--- Supplied records ---
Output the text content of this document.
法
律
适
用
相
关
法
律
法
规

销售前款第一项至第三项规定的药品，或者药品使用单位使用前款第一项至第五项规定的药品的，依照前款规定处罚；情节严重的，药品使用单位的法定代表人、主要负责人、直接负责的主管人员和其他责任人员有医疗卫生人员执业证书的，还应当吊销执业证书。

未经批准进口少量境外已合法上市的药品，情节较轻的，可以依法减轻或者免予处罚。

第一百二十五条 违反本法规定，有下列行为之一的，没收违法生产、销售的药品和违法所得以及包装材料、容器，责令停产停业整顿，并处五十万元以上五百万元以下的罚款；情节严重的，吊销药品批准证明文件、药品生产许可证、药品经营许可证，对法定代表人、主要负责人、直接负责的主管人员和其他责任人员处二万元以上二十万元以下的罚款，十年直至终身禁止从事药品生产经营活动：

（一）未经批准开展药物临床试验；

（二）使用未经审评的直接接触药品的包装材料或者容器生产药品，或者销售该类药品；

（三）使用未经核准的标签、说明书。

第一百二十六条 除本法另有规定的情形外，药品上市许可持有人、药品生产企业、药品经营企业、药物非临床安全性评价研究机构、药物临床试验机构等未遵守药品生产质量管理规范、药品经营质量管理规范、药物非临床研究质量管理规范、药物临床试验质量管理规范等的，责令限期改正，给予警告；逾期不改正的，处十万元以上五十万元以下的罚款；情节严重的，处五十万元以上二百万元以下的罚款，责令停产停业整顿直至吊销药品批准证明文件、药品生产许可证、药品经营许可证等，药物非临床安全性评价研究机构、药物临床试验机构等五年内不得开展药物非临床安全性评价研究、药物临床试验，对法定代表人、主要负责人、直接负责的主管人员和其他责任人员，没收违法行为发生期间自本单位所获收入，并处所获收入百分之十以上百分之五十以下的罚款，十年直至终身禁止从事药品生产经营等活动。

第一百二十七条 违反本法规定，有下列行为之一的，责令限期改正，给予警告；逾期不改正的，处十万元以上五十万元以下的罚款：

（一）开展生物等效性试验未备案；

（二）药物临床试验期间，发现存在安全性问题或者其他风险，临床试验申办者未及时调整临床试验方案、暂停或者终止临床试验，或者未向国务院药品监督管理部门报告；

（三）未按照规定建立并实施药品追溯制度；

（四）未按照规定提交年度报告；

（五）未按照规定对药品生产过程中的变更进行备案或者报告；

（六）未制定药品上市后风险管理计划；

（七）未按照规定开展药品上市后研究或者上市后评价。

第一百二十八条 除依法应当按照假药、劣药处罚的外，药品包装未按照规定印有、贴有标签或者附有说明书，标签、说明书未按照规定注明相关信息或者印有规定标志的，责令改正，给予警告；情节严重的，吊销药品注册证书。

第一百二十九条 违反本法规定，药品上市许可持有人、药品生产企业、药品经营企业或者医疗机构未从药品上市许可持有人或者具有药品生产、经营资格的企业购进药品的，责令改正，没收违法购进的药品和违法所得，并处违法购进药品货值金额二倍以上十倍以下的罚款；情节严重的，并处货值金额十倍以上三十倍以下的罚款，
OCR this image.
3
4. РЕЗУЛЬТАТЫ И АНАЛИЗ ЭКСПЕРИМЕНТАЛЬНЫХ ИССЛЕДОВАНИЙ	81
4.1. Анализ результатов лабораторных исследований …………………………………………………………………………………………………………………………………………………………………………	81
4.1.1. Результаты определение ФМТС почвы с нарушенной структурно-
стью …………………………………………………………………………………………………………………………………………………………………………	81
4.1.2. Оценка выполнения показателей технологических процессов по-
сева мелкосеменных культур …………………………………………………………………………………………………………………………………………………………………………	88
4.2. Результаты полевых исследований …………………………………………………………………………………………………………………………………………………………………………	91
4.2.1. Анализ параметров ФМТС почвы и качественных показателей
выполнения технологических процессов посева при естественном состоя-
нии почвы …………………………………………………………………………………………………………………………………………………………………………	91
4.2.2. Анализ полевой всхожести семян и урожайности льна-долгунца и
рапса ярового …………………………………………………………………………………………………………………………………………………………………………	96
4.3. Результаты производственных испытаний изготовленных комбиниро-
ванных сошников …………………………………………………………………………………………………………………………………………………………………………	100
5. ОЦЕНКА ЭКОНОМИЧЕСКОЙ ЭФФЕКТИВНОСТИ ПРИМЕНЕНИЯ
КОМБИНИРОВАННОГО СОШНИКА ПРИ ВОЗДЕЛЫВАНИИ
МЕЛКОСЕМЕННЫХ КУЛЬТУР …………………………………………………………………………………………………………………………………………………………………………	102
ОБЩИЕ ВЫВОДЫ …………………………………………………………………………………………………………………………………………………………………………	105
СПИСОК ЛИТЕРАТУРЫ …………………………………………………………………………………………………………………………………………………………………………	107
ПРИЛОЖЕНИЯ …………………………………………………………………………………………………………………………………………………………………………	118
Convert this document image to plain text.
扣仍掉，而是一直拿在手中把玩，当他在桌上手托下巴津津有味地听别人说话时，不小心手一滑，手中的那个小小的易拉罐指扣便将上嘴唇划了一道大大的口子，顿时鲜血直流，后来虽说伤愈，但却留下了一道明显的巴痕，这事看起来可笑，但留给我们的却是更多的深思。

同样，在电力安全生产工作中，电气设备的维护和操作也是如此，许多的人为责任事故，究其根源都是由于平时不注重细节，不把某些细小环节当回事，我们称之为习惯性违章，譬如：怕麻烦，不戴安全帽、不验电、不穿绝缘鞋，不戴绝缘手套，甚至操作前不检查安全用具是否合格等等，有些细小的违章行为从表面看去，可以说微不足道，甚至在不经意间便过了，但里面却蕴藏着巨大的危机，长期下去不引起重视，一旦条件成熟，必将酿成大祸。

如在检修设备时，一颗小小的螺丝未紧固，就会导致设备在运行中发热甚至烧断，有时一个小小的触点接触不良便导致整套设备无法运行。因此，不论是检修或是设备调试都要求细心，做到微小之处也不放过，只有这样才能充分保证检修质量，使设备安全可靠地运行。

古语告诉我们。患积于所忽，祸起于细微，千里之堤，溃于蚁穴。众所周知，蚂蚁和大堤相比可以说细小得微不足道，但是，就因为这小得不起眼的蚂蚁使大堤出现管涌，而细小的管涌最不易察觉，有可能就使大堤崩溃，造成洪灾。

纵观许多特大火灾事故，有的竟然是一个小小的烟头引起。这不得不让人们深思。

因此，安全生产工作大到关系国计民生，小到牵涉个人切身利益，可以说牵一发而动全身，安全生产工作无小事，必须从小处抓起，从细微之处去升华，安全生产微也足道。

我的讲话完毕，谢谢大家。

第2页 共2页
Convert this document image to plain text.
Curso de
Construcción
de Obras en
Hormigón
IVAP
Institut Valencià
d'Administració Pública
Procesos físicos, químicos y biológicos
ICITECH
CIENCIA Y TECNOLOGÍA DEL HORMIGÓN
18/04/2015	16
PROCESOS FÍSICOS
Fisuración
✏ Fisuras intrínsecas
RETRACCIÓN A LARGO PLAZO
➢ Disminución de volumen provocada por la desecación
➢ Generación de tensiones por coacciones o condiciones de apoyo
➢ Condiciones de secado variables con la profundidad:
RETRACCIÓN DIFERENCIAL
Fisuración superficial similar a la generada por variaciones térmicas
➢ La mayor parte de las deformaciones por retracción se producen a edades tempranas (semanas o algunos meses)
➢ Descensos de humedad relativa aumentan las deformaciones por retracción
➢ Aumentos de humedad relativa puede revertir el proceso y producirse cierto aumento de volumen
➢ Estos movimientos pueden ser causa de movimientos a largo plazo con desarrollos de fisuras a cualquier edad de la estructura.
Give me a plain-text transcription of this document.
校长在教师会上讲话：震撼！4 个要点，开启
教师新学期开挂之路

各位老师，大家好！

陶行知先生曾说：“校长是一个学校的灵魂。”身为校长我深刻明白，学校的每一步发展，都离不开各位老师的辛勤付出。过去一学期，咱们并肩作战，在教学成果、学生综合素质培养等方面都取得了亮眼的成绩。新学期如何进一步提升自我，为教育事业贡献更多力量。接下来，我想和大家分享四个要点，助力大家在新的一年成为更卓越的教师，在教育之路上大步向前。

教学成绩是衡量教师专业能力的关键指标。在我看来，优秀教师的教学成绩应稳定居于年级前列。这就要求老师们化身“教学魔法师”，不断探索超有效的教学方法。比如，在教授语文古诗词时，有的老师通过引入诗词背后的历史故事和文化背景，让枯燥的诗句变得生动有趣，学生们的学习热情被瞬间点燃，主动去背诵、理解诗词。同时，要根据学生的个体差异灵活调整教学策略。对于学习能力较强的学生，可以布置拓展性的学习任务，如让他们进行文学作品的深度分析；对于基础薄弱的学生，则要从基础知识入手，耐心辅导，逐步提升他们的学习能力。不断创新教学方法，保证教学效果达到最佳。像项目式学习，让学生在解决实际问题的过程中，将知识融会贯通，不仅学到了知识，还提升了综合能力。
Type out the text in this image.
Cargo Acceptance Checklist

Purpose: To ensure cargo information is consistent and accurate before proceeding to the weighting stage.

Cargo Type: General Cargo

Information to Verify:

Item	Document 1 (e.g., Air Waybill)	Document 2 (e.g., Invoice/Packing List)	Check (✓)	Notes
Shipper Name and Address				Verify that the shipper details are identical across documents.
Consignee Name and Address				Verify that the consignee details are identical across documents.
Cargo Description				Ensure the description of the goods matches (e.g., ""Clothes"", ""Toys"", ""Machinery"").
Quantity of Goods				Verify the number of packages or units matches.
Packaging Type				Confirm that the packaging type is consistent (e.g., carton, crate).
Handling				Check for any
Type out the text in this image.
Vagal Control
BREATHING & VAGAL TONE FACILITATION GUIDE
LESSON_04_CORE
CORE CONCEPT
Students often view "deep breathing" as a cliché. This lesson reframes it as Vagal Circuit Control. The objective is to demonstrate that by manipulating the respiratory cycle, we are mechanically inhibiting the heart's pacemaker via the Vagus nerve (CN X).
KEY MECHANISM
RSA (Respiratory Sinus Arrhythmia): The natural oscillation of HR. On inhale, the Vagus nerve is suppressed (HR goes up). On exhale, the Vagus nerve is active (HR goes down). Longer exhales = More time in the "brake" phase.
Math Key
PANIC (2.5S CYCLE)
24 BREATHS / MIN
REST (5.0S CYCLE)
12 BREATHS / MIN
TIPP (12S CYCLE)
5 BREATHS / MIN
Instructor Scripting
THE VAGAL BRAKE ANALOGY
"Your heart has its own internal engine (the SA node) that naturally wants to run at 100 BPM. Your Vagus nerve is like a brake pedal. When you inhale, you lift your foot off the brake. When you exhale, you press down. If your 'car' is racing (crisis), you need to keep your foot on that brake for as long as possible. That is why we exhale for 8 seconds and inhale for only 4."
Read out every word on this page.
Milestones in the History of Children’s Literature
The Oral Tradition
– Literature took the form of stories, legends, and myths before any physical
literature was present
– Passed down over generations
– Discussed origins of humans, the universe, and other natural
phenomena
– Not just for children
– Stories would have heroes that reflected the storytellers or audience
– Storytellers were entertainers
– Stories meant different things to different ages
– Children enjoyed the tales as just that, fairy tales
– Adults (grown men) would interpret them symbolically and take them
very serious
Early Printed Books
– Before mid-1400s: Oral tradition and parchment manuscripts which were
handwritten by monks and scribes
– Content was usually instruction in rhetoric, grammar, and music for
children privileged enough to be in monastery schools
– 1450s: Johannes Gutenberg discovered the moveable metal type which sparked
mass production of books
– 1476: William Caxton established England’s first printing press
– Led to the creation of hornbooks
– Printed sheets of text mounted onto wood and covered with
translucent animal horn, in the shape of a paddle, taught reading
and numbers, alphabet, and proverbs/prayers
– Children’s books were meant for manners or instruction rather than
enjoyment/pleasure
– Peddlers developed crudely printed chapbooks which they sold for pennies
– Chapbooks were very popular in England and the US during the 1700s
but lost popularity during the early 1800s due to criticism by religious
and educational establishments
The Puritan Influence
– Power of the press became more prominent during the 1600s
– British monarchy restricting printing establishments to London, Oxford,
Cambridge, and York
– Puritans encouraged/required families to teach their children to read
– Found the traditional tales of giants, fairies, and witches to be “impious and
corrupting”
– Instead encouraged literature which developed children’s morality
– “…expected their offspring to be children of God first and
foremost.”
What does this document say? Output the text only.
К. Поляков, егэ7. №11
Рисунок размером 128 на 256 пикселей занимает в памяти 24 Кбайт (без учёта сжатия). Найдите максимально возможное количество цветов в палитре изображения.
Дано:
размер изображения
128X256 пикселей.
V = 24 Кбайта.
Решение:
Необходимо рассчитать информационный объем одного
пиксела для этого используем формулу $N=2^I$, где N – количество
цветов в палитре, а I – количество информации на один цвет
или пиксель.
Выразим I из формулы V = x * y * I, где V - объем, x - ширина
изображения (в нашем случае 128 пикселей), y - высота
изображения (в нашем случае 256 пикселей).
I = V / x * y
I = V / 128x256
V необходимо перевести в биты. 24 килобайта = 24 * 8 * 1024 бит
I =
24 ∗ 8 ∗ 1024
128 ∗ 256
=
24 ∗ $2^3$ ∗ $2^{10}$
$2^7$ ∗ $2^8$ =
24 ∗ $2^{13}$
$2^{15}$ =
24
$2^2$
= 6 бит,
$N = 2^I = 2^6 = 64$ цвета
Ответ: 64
---
Do this:
Read the lines above. Gather those in which the string "Control" is found.

Result of this exercise:
Vagal Control
Students often view "deep breathing" as a cliché. This lesson reframes it as Vagal Circuit Control. The objective is to demonstrate that by manipulating the respiratory cycle, we are mechanically inhibiting the heart's pacemaker via the Vagus nerve (CN X).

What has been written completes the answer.